> [Job]: Extract every line below that contains the word "block".

> [Given records]:
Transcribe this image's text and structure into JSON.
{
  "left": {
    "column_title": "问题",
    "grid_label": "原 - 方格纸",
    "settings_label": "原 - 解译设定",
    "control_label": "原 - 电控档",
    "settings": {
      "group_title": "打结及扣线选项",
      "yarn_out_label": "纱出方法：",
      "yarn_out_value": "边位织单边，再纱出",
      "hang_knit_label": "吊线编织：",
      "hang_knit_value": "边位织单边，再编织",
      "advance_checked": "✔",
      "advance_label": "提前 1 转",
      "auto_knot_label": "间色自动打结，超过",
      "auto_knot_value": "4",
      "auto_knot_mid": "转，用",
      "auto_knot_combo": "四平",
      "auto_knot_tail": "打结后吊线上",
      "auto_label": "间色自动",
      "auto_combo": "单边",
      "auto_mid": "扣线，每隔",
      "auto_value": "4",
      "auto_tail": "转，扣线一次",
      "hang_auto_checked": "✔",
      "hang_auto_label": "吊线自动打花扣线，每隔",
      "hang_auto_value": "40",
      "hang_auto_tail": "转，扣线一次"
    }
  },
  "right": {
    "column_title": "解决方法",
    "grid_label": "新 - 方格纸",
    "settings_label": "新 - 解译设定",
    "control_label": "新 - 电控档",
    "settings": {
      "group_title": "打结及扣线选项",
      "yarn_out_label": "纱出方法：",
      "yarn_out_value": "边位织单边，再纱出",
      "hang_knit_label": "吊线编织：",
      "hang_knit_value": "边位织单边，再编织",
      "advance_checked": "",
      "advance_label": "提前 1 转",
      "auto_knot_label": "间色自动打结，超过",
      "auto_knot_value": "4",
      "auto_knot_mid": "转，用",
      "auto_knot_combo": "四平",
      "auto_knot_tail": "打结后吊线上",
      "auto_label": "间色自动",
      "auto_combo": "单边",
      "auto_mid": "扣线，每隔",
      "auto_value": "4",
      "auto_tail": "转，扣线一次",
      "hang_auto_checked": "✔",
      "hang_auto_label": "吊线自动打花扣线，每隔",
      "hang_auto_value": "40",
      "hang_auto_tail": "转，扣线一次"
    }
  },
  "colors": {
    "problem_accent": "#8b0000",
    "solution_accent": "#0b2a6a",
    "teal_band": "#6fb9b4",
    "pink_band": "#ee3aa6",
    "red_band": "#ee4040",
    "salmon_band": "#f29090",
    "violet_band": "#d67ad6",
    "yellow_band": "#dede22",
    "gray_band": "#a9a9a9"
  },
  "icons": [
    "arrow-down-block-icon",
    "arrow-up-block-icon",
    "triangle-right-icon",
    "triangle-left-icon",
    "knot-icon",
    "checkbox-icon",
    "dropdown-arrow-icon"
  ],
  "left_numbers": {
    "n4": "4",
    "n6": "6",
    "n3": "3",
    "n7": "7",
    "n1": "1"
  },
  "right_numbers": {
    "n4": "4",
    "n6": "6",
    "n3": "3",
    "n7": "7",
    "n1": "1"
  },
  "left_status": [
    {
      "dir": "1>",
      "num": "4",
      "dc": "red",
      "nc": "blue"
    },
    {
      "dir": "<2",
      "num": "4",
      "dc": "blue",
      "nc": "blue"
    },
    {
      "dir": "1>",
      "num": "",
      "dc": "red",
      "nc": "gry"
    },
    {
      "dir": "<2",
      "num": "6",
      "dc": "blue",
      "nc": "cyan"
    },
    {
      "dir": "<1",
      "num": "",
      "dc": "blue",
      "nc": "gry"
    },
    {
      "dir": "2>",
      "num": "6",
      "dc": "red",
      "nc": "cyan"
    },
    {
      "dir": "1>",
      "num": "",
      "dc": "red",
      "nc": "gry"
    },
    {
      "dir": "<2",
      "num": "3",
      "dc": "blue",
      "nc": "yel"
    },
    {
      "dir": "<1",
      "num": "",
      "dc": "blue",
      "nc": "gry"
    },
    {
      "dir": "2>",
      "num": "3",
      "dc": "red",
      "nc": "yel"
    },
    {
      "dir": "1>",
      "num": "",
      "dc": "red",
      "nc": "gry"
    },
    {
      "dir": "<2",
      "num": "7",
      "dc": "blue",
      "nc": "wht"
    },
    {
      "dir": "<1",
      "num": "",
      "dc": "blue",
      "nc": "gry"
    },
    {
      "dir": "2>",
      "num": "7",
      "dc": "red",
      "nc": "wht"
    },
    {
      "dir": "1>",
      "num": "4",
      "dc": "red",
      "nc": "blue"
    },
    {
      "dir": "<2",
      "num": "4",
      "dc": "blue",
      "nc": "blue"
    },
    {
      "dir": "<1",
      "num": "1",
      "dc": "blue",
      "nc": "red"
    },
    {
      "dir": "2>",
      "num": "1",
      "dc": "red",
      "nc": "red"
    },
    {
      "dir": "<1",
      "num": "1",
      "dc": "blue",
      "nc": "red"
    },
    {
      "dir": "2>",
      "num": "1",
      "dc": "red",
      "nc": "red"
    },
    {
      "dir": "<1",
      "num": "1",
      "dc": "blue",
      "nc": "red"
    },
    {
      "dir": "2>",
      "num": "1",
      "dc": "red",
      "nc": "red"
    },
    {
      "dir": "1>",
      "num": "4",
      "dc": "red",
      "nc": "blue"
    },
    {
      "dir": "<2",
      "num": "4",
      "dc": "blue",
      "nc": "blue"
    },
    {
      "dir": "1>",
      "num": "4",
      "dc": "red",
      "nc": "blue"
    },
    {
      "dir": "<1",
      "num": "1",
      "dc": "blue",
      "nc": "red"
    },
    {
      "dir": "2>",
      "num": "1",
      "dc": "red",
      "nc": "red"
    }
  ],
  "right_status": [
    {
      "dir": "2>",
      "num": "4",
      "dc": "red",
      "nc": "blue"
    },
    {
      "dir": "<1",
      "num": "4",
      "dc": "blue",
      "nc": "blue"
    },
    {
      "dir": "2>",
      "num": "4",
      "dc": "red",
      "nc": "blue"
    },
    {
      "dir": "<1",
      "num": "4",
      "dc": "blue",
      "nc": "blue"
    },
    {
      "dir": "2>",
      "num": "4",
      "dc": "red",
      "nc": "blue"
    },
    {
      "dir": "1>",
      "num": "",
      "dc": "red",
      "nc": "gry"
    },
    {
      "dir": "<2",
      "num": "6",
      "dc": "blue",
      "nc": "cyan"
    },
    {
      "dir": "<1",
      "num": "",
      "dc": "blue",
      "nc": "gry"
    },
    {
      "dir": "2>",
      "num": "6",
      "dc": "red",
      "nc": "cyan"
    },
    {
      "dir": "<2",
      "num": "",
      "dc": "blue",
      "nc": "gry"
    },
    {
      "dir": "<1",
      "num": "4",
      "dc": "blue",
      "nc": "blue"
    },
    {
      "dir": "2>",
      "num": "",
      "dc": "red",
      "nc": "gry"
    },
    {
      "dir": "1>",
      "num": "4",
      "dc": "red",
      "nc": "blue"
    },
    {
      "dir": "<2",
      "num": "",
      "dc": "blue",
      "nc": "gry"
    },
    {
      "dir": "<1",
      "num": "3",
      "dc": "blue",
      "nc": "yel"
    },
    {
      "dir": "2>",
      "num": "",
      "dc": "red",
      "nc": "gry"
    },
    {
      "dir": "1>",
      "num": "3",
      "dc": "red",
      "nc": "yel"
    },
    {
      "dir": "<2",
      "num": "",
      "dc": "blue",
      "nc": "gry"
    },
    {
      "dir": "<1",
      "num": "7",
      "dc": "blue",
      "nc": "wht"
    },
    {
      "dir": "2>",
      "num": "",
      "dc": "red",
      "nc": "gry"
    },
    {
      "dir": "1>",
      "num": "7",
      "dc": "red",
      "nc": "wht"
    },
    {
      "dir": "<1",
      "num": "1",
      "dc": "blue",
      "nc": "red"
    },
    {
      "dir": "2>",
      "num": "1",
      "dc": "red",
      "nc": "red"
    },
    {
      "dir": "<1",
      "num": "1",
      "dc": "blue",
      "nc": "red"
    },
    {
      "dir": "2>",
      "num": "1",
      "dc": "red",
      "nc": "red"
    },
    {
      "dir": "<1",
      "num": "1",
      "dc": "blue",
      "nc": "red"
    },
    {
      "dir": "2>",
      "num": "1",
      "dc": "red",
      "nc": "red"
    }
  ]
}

> [Response to this task]:
    "arrow-down-block-icon",
    "arrow-up-block-icon",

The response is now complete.